- **REQUIRED WORK**
From the listing below, pick out each line with the word "Lenght".

######

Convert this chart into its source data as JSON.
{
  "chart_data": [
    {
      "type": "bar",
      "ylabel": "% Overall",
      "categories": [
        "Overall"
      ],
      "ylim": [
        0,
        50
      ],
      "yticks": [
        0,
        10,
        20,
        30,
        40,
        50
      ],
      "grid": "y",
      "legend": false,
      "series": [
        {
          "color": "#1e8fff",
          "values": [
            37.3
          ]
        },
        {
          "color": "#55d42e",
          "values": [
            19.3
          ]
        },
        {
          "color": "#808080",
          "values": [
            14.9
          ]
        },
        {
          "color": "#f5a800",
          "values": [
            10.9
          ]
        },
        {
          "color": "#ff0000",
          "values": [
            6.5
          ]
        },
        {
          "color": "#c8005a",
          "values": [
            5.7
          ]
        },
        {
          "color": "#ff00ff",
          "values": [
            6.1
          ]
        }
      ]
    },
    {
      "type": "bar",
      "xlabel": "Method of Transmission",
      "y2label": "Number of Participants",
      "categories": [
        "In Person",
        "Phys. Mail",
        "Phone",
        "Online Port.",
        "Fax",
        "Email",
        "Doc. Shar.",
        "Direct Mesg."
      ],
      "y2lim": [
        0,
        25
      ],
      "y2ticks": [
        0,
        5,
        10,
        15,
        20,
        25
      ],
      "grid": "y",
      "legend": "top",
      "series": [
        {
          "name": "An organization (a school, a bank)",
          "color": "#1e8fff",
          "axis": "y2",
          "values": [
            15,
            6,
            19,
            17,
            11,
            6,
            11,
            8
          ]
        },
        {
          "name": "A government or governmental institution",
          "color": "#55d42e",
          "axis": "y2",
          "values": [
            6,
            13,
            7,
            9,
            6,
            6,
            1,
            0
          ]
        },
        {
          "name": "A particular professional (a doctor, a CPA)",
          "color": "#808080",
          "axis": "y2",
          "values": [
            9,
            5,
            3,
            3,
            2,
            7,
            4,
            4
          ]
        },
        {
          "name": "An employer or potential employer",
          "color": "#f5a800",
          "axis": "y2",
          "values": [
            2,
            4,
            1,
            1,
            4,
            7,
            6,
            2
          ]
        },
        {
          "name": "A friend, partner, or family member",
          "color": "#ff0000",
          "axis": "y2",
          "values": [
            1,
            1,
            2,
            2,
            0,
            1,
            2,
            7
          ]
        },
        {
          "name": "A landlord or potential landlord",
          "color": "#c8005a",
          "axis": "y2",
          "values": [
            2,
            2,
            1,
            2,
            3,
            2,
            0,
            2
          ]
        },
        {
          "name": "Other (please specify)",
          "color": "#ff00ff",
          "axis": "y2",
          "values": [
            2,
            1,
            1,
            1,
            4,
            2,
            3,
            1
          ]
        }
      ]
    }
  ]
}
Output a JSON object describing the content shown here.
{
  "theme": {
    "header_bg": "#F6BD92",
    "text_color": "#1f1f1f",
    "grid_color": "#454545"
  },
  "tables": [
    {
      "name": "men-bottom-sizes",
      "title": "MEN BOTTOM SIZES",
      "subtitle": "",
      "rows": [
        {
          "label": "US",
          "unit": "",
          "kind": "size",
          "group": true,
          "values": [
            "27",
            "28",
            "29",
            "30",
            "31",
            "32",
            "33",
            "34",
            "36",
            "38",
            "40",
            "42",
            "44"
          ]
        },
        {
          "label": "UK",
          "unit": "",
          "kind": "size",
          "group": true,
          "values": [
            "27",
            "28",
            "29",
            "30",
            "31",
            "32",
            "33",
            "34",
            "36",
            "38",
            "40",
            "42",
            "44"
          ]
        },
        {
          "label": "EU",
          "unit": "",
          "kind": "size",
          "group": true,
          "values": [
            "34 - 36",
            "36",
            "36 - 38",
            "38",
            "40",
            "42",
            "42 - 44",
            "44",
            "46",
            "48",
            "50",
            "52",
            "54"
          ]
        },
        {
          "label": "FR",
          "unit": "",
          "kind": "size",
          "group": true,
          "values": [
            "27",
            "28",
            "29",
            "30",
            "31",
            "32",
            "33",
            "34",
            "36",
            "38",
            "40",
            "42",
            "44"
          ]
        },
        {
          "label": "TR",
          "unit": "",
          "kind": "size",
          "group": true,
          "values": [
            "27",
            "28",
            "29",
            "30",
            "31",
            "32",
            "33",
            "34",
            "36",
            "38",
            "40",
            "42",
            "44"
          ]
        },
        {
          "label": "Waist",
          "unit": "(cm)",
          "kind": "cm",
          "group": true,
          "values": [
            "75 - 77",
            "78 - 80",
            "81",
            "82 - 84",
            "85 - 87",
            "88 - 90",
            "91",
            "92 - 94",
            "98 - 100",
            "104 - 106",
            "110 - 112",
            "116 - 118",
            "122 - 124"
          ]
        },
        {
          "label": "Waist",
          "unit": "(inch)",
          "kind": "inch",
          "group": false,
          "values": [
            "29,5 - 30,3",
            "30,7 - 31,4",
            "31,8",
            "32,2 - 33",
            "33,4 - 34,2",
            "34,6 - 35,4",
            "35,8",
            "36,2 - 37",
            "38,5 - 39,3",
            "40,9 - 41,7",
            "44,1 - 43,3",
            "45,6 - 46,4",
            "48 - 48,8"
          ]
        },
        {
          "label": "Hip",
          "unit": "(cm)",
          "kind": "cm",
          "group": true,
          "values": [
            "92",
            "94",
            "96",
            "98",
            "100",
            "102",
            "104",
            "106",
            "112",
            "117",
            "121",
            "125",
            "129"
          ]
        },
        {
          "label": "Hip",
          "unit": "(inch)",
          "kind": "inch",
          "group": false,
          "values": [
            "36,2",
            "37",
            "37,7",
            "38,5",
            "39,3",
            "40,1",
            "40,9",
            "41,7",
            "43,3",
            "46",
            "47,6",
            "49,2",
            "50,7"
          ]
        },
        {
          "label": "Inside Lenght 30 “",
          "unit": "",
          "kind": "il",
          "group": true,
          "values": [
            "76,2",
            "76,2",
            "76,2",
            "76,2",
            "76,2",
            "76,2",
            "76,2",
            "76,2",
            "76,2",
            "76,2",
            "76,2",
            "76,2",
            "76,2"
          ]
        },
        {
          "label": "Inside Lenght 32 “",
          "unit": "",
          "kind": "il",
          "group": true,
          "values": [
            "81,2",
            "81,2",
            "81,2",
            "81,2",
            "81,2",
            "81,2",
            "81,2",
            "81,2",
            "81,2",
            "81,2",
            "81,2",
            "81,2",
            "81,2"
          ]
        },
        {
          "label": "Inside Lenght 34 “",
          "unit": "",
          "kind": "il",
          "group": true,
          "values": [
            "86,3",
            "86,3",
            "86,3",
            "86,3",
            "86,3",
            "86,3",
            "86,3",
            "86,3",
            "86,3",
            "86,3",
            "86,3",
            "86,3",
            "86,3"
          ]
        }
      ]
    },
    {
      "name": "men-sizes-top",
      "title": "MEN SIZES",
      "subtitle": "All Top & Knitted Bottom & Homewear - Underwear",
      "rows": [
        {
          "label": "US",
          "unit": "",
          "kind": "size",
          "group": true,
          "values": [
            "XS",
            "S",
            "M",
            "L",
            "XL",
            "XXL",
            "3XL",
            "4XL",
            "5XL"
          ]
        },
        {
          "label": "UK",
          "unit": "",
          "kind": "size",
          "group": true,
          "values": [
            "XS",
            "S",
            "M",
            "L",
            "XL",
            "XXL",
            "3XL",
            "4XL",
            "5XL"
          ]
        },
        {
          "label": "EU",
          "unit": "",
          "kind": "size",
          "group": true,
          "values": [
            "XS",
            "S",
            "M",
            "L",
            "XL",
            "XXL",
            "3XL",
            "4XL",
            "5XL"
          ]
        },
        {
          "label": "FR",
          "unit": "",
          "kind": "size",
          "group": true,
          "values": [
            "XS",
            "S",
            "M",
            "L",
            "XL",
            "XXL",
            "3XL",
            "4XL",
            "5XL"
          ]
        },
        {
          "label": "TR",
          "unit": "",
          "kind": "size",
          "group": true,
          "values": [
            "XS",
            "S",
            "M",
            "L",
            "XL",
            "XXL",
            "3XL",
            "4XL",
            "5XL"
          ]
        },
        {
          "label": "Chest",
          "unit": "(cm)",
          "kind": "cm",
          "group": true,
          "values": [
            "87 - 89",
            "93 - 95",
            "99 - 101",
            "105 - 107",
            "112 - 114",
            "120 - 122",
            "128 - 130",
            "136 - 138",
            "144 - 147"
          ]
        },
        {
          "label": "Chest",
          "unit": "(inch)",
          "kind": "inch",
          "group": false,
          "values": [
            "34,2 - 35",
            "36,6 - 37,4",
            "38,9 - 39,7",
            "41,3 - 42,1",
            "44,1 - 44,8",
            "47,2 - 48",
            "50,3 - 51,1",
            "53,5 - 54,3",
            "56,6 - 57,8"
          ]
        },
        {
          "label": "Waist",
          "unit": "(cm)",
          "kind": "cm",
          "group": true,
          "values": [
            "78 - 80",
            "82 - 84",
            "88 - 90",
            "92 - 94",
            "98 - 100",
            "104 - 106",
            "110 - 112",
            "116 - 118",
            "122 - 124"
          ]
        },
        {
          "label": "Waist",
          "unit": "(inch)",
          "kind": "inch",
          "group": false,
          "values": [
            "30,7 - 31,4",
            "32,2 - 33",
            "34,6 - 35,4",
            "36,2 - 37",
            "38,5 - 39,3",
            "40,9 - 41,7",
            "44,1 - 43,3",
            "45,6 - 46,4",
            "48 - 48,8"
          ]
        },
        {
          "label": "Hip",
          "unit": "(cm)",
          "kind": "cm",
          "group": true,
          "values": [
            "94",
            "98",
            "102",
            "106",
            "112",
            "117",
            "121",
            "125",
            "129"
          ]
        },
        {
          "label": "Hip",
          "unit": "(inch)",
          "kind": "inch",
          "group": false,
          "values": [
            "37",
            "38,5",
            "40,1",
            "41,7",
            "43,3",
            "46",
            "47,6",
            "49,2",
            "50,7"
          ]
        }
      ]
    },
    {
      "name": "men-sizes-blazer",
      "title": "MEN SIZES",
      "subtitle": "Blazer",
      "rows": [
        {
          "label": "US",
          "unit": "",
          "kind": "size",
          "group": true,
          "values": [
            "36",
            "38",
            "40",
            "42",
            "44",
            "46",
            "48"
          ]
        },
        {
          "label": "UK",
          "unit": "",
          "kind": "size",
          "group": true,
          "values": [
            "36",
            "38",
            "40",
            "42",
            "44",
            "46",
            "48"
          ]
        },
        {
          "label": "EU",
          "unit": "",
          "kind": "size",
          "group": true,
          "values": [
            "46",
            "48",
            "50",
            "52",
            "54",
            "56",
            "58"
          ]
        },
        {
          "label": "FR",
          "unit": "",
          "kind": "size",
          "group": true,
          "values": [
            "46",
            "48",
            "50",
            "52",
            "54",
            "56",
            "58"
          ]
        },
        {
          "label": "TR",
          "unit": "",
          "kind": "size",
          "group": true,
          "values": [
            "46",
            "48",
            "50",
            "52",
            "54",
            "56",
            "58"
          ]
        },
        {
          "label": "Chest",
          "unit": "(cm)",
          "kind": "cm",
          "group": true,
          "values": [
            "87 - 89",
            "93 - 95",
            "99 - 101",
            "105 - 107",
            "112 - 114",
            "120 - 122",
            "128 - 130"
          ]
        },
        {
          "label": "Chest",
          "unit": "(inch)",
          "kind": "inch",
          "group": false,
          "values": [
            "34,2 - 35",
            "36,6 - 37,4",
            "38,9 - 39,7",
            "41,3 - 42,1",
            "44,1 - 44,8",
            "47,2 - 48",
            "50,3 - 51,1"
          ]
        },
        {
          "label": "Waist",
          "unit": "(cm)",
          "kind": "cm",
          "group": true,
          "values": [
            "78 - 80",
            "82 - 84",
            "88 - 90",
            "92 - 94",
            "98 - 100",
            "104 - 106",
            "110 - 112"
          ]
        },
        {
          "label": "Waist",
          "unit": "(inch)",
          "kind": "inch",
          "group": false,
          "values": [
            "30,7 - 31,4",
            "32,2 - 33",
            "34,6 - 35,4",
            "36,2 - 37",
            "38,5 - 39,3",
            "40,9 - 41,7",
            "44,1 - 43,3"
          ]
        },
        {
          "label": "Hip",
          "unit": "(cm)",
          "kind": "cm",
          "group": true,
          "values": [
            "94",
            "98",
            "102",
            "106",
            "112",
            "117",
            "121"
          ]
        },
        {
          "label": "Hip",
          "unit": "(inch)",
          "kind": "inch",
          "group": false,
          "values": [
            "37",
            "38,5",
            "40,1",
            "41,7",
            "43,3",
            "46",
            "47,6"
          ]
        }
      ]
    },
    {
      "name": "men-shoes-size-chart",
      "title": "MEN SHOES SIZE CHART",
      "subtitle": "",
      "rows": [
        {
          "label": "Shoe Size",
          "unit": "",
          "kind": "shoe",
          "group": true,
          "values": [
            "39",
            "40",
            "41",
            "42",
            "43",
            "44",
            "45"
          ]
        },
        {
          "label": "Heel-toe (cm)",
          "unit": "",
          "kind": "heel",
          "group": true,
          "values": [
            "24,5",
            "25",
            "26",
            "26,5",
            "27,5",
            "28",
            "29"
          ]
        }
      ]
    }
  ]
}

######

- **RIGHT ANSWER**
          "label": "Inside Lenght 30 “",
          "label": "Inside Lenght 32 “",
          "label": "Inside Lenght 34 “",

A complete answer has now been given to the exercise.